(Entries taken from a collection)
-- start --

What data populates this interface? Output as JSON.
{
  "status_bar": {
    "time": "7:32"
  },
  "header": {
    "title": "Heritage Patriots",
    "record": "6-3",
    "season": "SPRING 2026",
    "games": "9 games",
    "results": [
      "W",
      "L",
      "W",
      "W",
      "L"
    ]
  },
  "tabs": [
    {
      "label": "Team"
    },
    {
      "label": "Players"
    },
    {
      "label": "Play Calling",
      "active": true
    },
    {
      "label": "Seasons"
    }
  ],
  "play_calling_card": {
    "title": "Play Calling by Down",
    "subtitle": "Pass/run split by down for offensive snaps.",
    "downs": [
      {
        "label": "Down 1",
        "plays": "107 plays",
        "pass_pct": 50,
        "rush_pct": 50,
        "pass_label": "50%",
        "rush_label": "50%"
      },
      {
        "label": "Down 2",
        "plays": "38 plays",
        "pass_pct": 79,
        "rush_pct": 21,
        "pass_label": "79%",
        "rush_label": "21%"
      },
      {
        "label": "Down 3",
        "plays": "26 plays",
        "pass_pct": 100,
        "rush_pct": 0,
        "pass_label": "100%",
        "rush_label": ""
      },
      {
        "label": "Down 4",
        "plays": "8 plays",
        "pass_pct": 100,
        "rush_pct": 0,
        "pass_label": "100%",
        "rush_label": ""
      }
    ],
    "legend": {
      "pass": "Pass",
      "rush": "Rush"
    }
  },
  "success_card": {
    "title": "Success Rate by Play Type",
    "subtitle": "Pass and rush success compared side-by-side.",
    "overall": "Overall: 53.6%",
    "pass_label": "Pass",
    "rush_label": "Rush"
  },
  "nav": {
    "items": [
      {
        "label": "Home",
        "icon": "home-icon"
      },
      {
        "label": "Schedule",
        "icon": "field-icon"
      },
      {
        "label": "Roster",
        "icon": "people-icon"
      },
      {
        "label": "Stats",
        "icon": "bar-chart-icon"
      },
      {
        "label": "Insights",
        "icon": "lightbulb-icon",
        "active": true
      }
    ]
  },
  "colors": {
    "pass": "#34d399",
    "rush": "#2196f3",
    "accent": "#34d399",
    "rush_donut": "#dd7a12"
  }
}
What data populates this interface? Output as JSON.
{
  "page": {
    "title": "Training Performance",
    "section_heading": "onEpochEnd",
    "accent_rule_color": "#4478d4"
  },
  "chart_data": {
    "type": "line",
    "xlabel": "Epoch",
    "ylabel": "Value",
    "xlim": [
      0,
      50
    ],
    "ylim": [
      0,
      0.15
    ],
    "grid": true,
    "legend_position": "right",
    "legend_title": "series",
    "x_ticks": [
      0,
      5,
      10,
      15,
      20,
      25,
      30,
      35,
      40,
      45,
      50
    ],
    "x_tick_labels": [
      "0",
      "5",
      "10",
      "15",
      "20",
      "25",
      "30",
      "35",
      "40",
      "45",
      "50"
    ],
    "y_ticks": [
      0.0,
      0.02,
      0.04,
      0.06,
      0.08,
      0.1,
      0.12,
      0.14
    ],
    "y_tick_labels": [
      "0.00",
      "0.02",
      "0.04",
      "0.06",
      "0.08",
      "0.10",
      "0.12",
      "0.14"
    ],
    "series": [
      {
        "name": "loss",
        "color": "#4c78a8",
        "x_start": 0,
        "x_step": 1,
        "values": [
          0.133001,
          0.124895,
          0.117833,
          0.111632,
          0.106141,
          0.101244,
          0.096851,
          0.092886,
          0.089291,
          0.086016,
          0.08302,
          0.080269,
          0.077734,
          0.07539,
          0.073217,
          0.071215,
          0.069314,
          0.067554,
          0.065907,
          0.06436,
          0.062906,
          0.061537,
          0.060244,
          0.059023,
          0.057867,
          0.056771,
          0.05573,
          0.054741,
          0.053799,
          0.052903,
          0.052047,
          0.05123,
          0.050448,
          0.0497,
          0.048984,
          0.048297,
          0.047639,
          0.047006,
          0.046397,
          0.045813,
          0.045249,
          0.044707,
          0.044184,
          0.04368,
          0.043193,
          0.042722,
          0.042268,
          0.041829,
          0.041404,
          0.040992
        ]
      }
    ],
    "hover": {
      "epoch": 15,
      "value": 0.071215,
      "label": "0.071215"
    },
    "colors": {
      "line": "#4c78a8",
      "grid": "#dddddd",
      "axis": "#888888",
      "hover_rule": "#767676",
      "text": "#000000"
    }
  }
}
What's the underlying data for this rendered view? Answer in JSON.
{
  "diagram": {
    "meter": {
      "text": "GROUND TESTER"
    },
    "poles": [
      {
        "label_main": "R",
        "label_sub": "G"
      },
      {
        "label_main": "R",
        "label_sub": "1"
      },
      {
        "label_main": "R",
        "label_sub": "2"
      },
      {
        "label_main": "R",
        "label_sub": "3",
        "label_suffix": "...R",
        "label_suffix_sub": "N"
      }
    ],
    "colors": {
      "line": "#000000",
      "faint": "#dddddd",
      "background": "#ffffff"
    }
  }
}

-- end --

Problem » Copy the records above exactly.

Written answer »
What data populates this interface? Output as JSON.
{
  "status_bar": {
    "time": "7:32"
  },
  "header": {
    "title": "Heritage Patriots",
    "record": "6-3",
    "season": "SPRING 2026",
    "games": "9 games",
    "results": [
      "W",
      "L",
      "W",
      "W",
      "L"
    ]
  },
  "tabs": [
    {
      "label": "Team"
    },
    {
      "label": "Players"
    },
    {
      "label": "Play Calling",
      "active": true
    },
    {
      "label": "Seasons"
    }
  ],
  "play_calling_card": {
    "title": "Play Calling by Down",
    "subtitle": "Pass/run split by down for offensive snaps.",
    "downs": [
      {
        "label": "Down 1",
        "plays": "107 plays",
        "pass_pct": 50,
        "rush_pct": 50,
        "pass_label": "50%",
        "rush_label": "50%"
      },
      {
        "label": "Down 2",
        "plays": "38 plays",
        "pass_pct": 79,
        "rush_pct": 21,
        "pass_label": "79%",
        "rush_label": "21%"
      },
      {
        "label": "Down 3",
        "plays": "26 plays",
        "pass_pct": 100,
        "rush_pct": 0,
        "pass_label": "100%",
        "rush_label": ""
      },
      {
        "label": "Down 4",
        "plays": "8 plays",
        "pass_pct": 100,
        "rush_pct": 0,
        "pass_label": "100%",
        "rush_label": ""
      }
    ],
    "legend": {
      "pass": "Pass",
      "rush": "Rush"
    }
  },
  "success_card": {
    "title": "Success Rate by Play Type",
    "subtitle": "Pass and rush success compared side-by-side.",
    "overall": "Overall: 53.6%",
    "pass_label": "Pass",
    "rush_label": "Rush"
  },
  "nav": {
    "items": [
      {
        "label": "Home",
        "icon": "home-icon"
      },
      {
        "label": "Schedule",
        "icon": "field-icon"
      },
      {
        "label": "Roster",
        "icon": "people-icon"
      },
      {
        "label": "Stats",
        "icon": "bar-chart-icon"
      },
      {
        "label": "Insights",
        "icon": "lightbulb-icon",
        "active": true
      }
    ]
  },
  "colors": {
    "pass": "#34d399",
    "rush": "#2196f3",
    "accent": "#34d399",
    "rush_donut": "#dd7a12"
  }
}
What data populates this interface? Output as JSON.
{
  "page": {
    "title": "Training Performance",
    "section_heading": "onEpochEnd",
    "accent_rule_color": "#4478d4"
  },
  "chart_data": {
    "type": "line",
    "xlabel": "Epoch",
    "ylabel": "Value",
    "xlim": [
      0,
      50
    ],
    "ylim": [
      0,
      0.15
    ],
    "grid": true,
    "legend_position": "right",
    "legend_title": "series",
    "x_ticks": [
      0,
      5,
      10,
      15,
      20,
      25,
      30,
      35,
      40,
      45,
      50
    ],
    "x_tick_labels": [
      "0",
      "5",
      "10",
      "15",
      "20",
      "25",
      "30",
      "35",
      "40",
      "45",
      "50"
    ],
    "y_ticks": [
      0.0,
      0.02,
      0.04,
      0.06,
      0.08,
      0.1,
      0.12,
      0.14
    ],
    "y_tick_labels": [
      "0.00",
      "0.02",
      "0.04",
      "0.06",
      "0.08",
      "0.10",
      "0.12",
      "0.14"
    ],
    "series": [
      {
        "name": "loss",
        "color": "#4c78a8",
        "x_start": 0,
        "x_step": 1,
        "values": [
          0.133001,
          0.124895,
          0.117833,
          0.111632,
          0.106141,
          0.101244,
          0.096851,
          0.092886,
          0.089291,
          0.086016,
          0.08302,
          0.080269,
          0.077734,
          0.07539,
          0.073217,
          0.071215,
          0.069314,
          0.067554,
          0.065907,
          0.06436,
          0.062906,
          0.061537,
          0.060244,
          0.059023,
          0.057867,
          0.056771,
          0.05573,
          0.054741,
          0.053799,
          0.052903,
          0.052047,
          0.05123,
          0.050448,
          0.0497,
          0.048984,
          0.048297,
          0.047639,
          0.047006,
          0.046397,
          0.045813,
          0.045249,
          0.044707,
          0.044184,
          0.04368,
          0.043193,
          0.042722,
          0.042268,
          0.041829,
          0.041404,
          0.040992
        ]
      }
    ],
    "hover": {
      "epoch": 15,
      "value": 0.071215,
      "label": "0.071215"
    },
    "colors": {
      "line": "#4c78a8",
      "grid": "#dddddd",
      "axis": "#888888",
      "hover_rule": "#767676",
      "text": "#000000"
    }
  }
}
What's the underlying data for this rendered view? Answer in JSON.
{
  "diagram": {
    "meter": {
      "text": "GROUND TESTER"
    },
    "poles": [
      {
        "label_main": "R",
        "label_sub": "G"
      },
      {
        "label_main": "R",
        "label_sub": "1"
      },
      {
        "label_main": "R",
        "label_sub": "2"
      },
      {
        "label_main": "R",
        "label_sub": "3",
        "label_suffix": "...R",
        "label_suffix_sub": "N"
      }
    ],
    "colors": {
      "line": "#000000",
      "faint": "#dddddd",
      "background": "#ffffff"
    }
  }
}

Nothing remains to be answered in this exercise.